- STATED EXERCISE -
Repeat the full listing below verbatim and keep the images out.

- DATA FOR THIS EXERCISE -
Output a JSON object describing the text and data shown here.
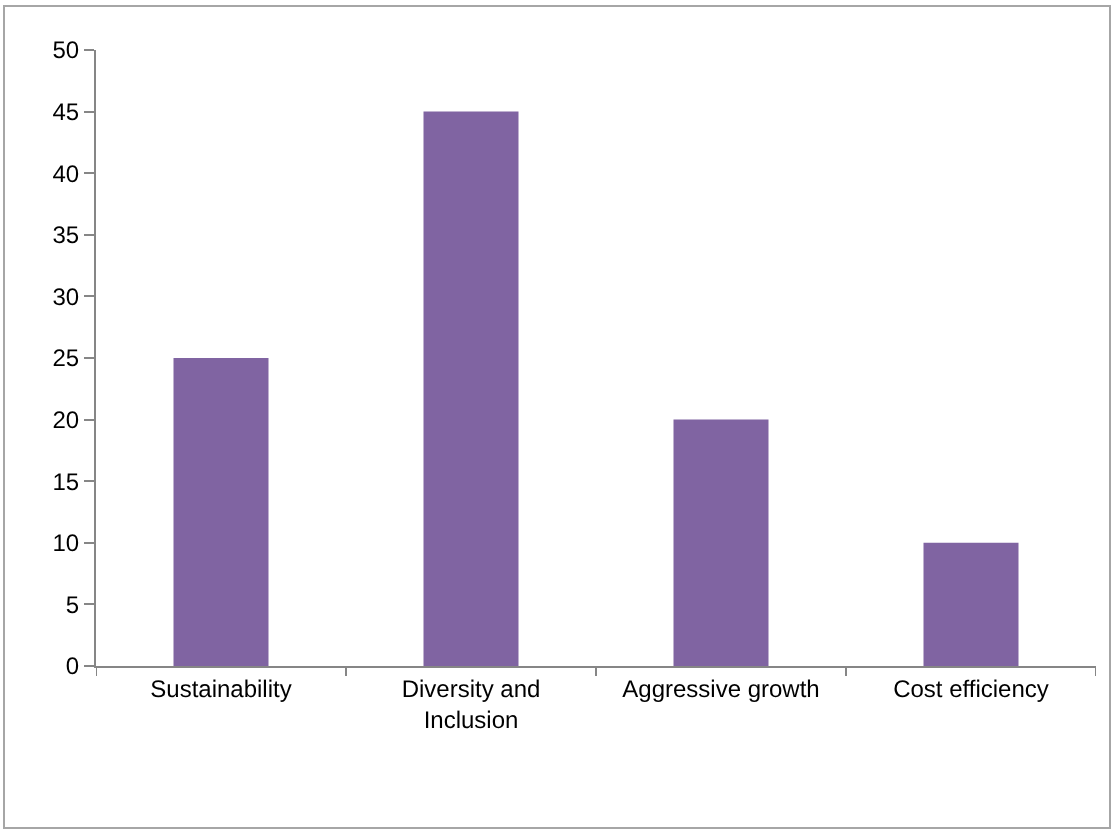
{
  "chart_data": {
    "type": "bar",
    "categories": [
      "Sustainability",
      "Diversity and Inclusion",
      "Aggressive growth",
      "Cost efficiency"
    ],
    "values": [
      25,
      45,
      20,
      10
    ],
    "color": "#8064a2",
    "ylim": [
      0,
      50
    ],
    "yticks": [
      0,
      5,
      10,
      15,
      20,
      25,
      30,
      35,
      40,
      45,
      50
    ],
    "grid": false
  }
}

- OUTPUT OF THE EXERCISE -
Output a JSON object describing the text and data shown here.
{
  "chart_data": {
    "type": "bar",
    "categories": [
      "Sustainability",
      "Diversity and Inclusion",
      "Aggressive growth",
      "Cost efficiency"
    ],
    "values": [
      25,
      45,
      20,
      10
    ],
    "color": "#8064a2",
    "ylim": [
      0,
      50
    ],
    "yticks": [
      0,
      5,
      10,
      15,
      20,
      25,
      30,
      35,
      40,
      45,
      50
    ],
    "grid": false
  }
}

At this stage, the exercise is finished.